======== Supplied data

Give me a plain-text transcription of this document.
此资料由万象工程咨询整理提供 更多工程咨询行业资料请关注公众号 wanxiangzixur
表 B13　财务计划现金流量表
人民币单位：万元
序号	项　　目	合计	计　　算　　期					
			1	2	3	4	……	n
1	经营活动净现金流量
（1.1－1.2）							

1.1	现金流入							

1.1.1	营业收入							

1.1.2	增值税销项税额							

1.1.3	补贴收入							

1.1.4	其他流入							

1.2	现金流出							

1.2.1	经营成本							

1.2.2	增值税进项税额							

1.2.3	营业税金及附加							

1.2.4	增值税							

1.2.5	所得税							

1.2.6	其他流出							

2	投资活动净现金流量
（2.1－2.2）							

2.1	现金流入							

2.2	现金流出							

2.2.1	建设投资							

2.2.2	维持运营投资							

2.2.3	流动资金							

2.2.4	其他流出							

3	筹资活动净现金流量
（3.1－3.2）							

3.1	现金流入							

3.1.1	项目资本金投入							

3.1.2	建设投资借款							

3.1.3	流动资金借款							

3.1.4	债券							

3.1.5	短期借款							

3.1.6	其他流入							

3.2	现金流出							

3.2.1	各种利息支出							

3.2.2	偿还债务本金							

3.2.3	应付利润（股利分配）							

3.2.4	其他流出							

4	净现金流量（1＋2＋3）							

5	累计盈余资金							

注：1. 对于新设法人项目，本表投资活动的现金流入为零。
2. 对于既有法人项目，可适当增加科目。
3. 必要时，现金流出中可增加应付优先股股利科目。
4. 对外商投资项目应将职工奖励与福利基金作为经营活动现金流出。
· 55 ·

================

» **Description of the task**
The records above should all be quoted exactly, please.

» **Task output**
Give me a plain-text transcription of this document.
此资料由万象工程咨询整理提供 更多工程咨询行业资料请关注公众号 wanxiangzixur
表 B13　财务计划现金流量表
人民币单位：万元
序号	项　　目	合计	计　　算　　期					
			1	2	3	4	……	n
1	经营活动净现金流量
（1.1－1.2）							

1.1	现金流入							

1.1.1	营业收入							

1.1.2	增值税销项税额							

1.1.3	补贴收入							

1.1.4	其他流入							

1.2	现金流出							

1.2.1	经营成本							

1.2.2	增值税进项税额							

1.2.3	营业税金及附加							

1.2.4	增值税							

1.2.5	所得税							

1.2.6	其他流出							

2	投资活动净现金流量
（2.1－2.2）							

2.1	现金流入							

2.2	现金流出							

2.2.1	建设投资							

2.2.2	维持运营投资							

2.2.3	流动资金							

2.2.4	其他流出							

3	筹资活动净现金流量
（3.1－3.2）							

3.1	现金流入							

3.1.1	项目资本金投入							

3.1.2	建设投资借款							

3.1.3	流动资金借款							

3.1.4	债券							

3.1.5	短期借款							

3.1.6	其他流入							

3.2	现金流出							

3.2.1	各种利息支出							

3.2.2	偿还债务本金							

3.2.3	应付利润（股利分配）							

3.2.4	其他流出							

4	净现金流量（1＋2＋3）							

5	累计盈余资金							

注：1. 对于新设法人项目，本表投资活动的现金流入为零。
2. 对于既有法人项目，可适当增加科目。
3. 必要时，现金流出中可增加应付优先股股利科目。
4. 对外商投资项目应将职工奖励与福利基金作为经营活动现金流出。
· 55 ·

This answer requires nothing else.